**WHAT YOU SHOULD DO**
Work out how many lines hold "معنى". Give the number and nothing else.

**EXERCISE MATERIALS**
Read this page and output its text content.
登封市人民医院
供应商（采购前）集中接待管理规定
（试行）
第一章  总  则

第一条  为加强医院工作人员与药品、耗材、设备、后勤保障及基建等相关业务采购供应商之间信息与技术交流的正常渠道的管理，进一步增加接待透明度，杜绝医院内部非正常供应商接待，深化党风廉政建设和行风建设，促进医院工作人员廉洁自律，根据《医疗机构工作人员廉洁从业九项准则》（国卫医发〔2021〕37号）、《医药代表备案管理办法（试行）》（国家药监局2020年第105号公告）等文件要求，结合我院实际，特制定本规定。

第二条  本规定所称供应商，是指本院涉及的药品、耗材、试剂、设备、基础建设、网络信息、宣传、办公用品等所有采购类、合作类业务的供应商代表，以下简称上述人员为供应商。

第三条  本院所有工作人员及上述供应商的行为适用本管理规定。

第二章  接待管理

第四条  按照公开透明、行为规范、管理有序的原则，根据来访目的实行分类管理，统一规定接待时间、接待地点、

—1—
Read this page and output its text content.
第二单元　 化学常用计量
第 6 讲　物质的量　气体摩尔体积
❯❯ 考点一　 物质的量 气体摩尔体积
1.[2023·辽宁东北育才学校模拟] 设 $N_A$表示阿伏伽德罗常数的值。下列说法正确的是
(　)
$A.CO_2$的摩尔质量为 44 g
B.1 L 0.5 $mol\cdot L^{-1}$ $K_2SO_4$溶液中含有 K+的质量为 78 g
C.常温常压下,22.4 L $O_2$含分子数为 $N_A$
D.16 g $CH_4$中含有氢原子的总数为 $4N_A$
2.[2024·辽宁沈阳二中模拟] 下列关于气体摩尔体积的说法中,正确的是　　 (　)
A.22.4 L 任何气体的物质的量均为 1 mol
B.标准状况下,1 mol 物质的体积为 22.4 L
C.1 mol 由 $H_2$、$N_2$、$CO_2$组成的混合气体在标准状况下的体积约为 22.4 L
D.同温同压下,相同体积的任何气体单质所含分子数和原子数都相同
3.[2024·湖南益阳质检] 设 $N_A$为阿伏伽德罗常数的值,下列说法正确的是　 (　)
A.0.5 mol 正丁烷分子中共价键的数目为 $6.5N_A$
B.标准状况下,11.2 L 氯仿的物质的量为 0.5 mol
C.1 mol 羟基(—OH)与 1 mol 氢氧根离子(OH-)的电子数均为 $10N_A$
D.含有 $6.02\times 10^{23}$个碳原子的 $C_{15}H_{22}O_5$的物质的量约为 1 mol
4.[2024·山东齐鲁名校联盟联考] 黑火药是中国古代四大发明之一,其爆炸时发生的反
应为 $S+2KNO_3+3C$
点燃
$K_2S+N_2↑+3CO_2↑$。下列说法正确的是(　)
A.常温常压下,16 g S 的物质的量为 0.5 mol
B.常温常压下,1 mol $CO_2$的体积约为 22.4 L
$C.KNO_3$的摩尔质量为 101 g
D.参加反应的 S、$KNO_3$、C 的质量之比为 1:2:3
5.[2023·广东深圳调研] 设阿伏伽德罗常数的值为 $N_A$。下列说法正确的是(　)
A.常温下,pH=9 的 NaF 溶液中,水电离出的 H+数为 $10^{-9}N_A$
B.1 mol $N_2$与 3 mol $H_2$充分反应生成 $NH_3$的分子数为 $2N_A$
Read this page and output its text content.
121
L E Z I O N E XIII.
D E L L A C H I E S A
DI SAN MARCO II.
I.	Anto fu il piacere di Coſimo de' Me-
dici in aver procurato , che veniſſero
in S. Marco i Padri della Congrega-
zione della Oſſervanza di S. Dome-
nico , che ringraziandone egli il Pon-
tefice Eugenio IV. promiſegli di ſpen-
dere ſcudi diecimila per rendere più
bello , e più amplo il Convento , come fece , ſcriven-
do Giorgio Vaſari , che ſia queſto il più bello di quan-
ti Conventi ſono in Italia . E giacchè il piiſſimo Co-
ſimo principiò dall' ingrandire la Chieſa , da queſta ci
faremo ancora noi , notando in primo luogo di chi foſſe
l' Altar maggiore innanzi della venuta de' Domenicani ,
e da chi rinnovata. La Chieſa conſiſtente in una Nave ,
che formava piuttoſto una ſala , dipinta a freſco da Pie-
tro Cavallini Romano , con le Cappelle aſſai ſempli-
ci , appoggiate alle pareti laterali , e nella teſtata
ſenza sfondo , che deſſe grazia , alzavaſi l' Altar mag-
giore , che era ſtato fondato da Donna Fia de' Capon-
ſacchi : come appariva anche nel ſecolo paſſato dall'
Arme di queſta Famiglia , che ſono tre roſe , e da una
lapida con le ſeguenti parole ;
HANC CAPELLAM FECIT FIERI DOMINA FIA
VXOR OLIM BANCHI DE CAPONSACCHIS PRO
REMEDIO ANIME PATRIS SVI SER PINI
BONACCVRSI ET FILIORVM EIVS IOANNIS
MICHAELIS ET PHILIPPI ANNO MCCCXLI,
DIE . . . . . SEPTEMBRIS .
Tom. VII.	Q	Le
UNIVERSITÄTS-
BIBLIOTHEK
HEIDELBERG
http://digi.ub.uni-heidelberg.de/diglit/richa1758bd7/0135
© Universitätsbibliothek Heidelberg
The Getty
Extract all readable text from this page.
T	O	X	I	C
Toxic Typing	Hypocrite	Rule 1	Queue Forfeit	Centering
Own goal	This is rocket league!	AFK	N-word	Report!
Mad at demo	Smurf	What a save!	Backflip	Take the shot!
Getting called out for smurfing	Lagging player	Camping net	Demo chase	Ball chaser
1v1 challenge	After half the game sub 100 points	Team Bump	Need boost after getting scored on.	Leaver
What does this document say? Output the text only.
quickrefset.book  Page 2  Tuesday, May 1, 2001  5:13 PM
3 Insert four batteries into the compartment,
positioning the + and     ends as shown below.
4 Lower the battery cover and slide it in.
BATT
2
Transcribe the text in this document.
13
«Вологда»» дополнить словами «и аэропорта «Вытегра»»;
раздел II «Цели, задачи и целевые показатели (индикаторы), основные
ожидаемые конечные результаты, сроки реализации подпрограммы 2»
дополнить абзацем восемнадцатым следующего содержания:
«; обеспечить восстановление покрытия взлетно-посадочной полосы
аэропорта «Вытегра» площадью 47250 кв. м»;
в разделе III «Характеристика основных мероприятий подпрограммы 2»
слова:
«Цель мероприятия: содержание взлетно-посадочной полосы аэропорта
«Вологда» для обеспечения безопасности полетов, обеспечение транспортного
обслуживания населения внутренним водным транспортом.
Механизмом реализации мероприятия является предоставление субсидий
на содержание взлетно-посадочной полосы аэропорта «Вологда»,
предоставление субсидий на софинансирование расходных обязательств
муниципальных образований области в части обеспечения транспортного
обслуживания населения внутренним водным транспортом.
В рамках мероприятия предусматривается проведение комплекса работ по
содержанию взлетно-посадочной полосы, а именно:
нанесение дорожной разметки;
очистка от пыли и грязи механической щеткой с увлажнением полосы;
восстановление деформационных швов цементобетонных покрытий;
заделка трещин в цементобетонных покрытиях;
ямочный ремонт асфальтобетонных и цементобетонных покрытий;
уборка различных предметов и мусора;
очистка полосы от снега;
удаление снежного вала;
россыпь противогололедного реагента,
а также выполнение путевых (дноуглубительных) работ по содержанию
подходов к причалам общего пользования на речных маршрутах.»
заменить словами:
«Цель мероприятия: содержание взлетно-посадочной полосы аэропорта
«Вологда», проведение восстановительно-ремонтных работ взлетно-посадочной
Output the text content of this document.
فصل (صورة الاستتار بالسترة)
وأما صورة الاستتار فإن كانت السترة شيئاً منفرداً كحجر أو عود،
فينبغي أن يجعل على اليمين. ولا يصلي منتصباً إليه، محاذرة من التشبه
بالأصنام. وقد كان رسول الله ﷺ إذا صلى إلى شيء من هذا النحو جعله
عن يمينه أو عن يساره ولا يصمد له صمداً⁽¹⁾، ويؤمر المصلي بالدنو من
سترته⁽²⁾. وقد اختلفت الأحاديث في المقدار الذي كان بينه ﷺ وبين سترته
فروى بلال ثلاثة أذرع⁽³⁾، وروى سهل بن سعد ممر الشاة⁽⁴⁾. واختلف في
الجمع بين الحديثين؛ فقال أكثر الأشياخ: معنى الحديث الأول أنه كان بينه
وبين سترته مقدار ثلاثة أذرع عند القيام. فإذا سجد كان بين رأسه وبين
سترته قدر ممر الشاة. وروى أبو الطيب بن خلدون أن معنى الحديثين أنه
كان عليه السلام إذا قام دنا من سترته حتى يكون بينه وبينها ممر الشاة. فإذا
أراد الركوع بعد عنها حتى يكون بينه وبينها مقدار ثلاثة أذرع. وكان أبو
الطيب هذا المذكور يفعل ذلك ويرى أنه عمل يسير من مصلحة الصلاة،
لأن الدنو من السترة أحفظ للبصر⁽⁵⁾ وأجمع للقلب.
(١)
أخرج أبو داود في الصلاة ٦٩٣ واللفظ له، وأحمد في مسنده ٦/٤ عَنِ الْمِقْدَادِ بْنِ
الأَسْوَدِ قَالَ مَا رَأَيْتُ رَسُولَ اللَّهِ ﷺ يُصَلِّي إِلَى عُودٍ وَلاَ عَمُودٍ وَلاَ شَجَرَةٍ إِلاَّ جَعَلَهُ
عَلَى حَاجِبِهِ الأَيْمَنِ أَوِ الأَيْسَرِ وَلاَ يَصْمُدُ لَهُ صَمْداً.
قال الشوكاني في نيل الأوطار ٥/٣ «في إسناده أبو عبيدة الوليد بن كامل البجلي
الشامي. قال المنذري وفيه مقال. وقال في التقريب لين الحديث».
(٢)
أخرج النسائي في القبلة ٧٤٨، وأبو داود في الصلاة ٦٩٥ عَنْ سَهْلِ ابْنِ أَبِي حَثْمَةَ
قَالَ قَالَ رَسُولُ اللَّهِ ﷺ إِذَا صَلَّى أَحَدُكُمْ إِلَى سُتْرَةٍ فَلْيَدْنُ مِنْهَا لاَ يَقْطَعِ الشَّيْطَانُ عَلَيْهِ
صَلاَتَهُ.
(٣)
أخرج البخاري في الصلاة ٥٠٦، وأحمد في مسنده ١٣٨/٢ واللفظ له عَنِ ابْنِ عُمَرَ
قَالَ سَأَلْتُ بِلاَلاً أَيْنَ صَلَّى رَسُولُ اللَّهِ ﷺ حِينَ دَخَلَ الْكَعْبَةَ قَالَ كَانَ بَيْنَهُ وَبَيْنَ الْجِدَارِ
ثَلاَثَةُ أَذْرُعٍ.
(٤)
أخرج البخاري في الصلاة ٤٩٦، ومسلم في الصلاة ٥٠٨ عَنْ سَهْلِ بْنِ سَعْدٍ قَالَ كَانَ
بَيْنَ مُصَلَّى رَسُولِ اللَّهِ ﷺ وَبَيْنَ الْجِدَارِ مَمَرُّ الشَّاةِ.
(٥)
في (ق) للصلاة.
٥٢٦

**TASK OUTPUT**
2